◆ **Task description**
Your task is to repeat the entries exactly. Leave the pictures out.
[START Records shown]
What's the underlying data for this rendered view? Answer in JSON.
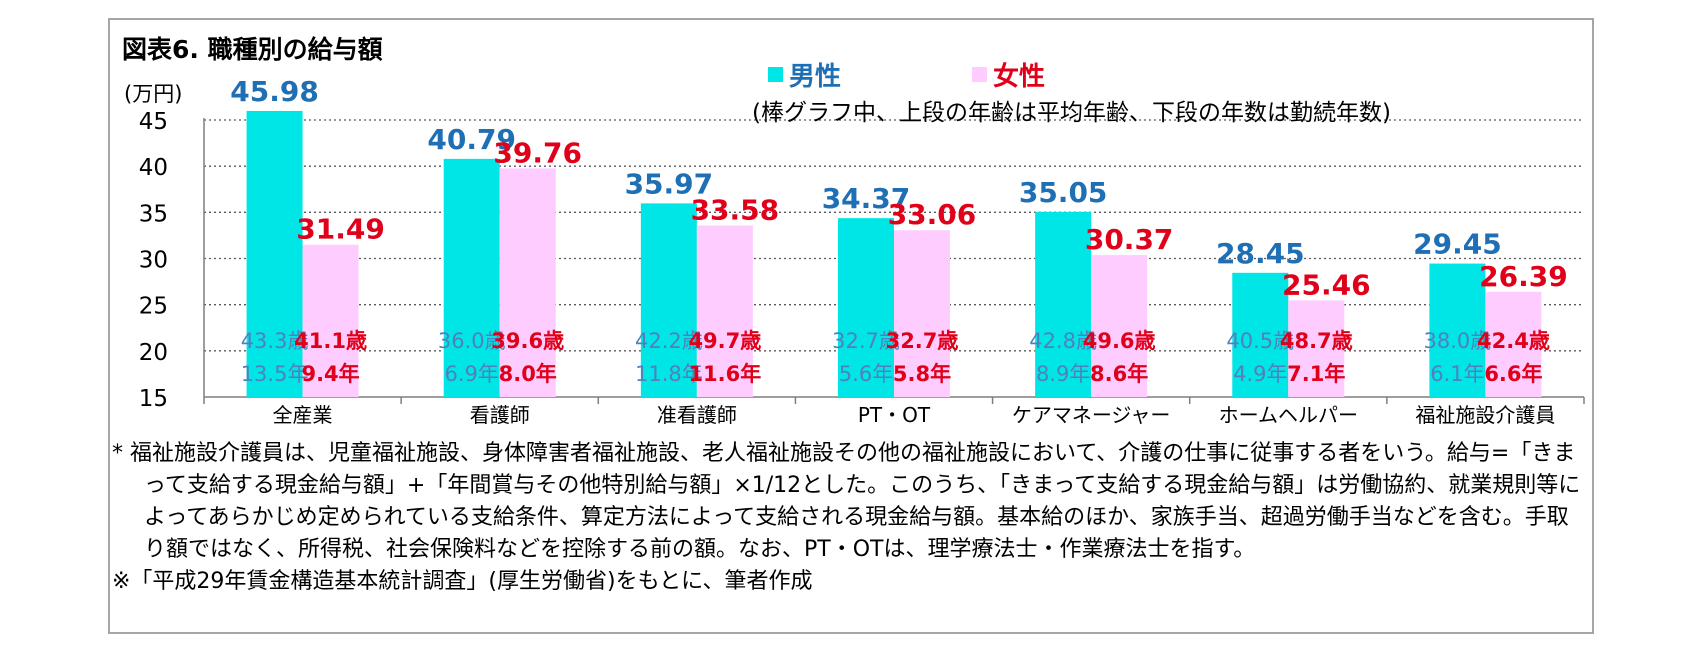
{
  "title": "図表6.  職種別の給与額",
  "unit": "(万円)",
  "subtitle": "(棒グラフ中、上段の年齢は平均年齢、下段の年数は勤続年数)",
  "colors": {
    "male_bar": "#00e5e5",
    "female_bar": "#ffccff",
    "male_text": "#1f6fb5",
    "female_text": "#e0001a",
    "male_inner_text": "#4f81bd",
    "grid": "#595959",
    "frame": "#a6a6a6"
  },
  "legend": {
    "male": "男性",
    "female": "女性"
  },
  "chart_data": {
    "type": "bar",
    "categories": [
      "全産業",
      "看護師",
      "准看護師",
      "PT・OT",
      "ケアマネージャー",
      "ホームヘルパー",
      "福祉施設介護員"
    ],
    "series": [
      {
        "name": "男性",
        "values": [
          45.98,
          40.79,
          35.97,
          34.37,
          35.05,
          28.45,
          29.45
        ],
        "value_labels": [
          "45.98",
          "40.79",
          "35.97",
          "34.37",
          "35.05",
          "28.45",
          "29.45"
        ],
        "ages": [
          "43.3歳",
          "36.0歳",
          "42.2歳",
          "32.7歳",
          "42.8歳",
          "40.5歳",
          "38.0歳"
        ],
        "tenure": [
          "13.5年",
          "6.9年",
          "11.8年",
          "5.6年",
          "8.9年",
          "4.9年",
          "6.1年"
        ]
      },
      {
        "name": "女性",
        "values": [
          31.49,
          39.76,
          33.58,
          33.06,
          30.37,
          25.46,
          26.39
        ],
        "value_labels": [
          "31.49",
          "39.76",
          "33.58",
          "33.06",
          "30.37",
          "25.46",
          "26.39"
        ],
        "ages": [
          "41.1歳",
          "39.6歳",
          "49.7歳",
          "32.7歳",
          "49.6歳",
          "48.7歳",
          "42.4歳"
        ],
        "tenure": [
          "9.4年",
          "8.0年",
          "11.6年",
          "5.8年",
          "8.6年",
          "7.1年",
          "6.6年"
        ]
      }
    ],
    "ylim": [
      15,
      45
    ],
    "yticks": [
      15,
      20,
      25,
      30,
      35,
      40,
      45
    ],
    "grid": true,
    "legend_position": "top-center"
  },
  "notes": {
    "line1": "* 福祉施設介護員は、児童福祉施設、身体障害者福祉施設、老人福祉施設その他の福祉施設において、介護の仕事に従事する者をいう。給与=「きまって支給する現金給与額」+「年間賞与その他特別給与額」×1/12とした。このうち、「きまって支給する現金給与額」は労働協約、就業規則等によってあらかじめ定められている支給条件、算定方法によって支給される現金給与額。基本給のほか、家族手当、超過労働手当などを含む。手取り額ではなく、所得税、社会保険料などを控除する前の額。なお、PT・OTは、理学療法士・作業療法士を指す。",
    "line2": "※「平成29年賃金構造基本統計調査」(厚生労働省)をもとに、筆者作成"
  }
}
[END Records shown]
◆ **Output of the task**
What's the underlying data for this rendered view? Answer in JSON.
{
  "title": "図表6.  職種別の給与額",
  "unit": "(万円)",
  "subtitle": "(棒グラフ中、上段の年齢は平均年齢、下段の年数は勤続年数)",
  "colors": {
    "male_bar": "#00e5e5",
    "female_bar": "#ffccff",
    "male_text": "#1f6fb5",
    "female_text": "#e0001a",
    "male_inner_text": "#4f81bd",
    "grid": "#595959",
    "frame": "#a6a6a6"
  },
  "legend": {
    "male": "男性",
    "female": "女性"
  },
  "chart_data": {
    "type": "bar",
    "categories": [
      "全産業",
      "看護師",
      "准看護師",
      "PT・OT",
      "ケアマネージャー",
      "ホームヘルパー",
      "福祉施設介護員"
    ],
    "series": [
      {
        "name": "男性",
        "values": [
          45.98,
          40.79,
          35.97,
          34.37,
          35.05,
          28.45,
          29.45
        ],
        "value_labels": [
          "45.98",
          "40.79",
          "35.97",
          "34.37",
          "35.05",
          "28.45",
          "29.45"
        ],
        "ages": [
          "43.3歳",
          "36.0歳",
          "42.2歳",
          "32.7歳",
          "42.8歳",
          "40.5歳",
          "38.0歳"
        ],
        "tenure": [
          "13.5年",
          "6.9年",
          "11.8年",
          "5.6年",
          "8.9年",
          "4.9年",
          "6.1年"
        ]
      },
      {
        "name": "女性",
        "values": [
          31.49,
          39.76,
          33.58,
          33.06,
          30.37,
          25.46,
          26.39
        ],
        "value_labels": [
          "31.49",
          "39.76",
          "33.58",
          "33.06",
          "30.37",
          "25.46",
          "26.39"
        ],
        "ages": [
          "41.1歳",
          "39.6歳",
          "49.7歳",
          "32.7歳",
          "49.6歳",
          "48.7歳",
          "42.4歳"
        ],
        "tenure": [
          "9.4年",
          "8.0年",
          "11.6年",
          "5.8年",
          "8.6年",
          "7.1年",
          "6.6年"
        ]
      }
    ],
    "ylim": [
      15,
      45
    ],
    "yticks": [
      15,
      20,
      25,
      30,
      35,
      40,
      45
    ],
    "grid": true,
    "legend_position": "top-center"
  },
  "notes": {
    "line1": "* 福祉施設介護員は、児童福祉施設、身体障害者福祉施設、老人福祉施設その他の福祉施設において、介護の仕事に従事する者をいう。給与=「きまって支給する現金給与額」+「年間賞与その他特別給与額」×1/12とした。このうち、「きまって支給する現金給与額」は労働協約、就業規則等によってあらかじめ定められている支給条件、算定方法によって支給される現金給与額。基本給のほか、家族手当、超過労働手当などを含む。手取り額ではなく、所得税、社会保険料などを控除する前の額。なお、PT・OTは、理学療法士・作業療法士を指す。",
    "line2": "※「平成29年賃金構造基本統計調査」(厚生労働省)をもとに、筆者作成"
  }
}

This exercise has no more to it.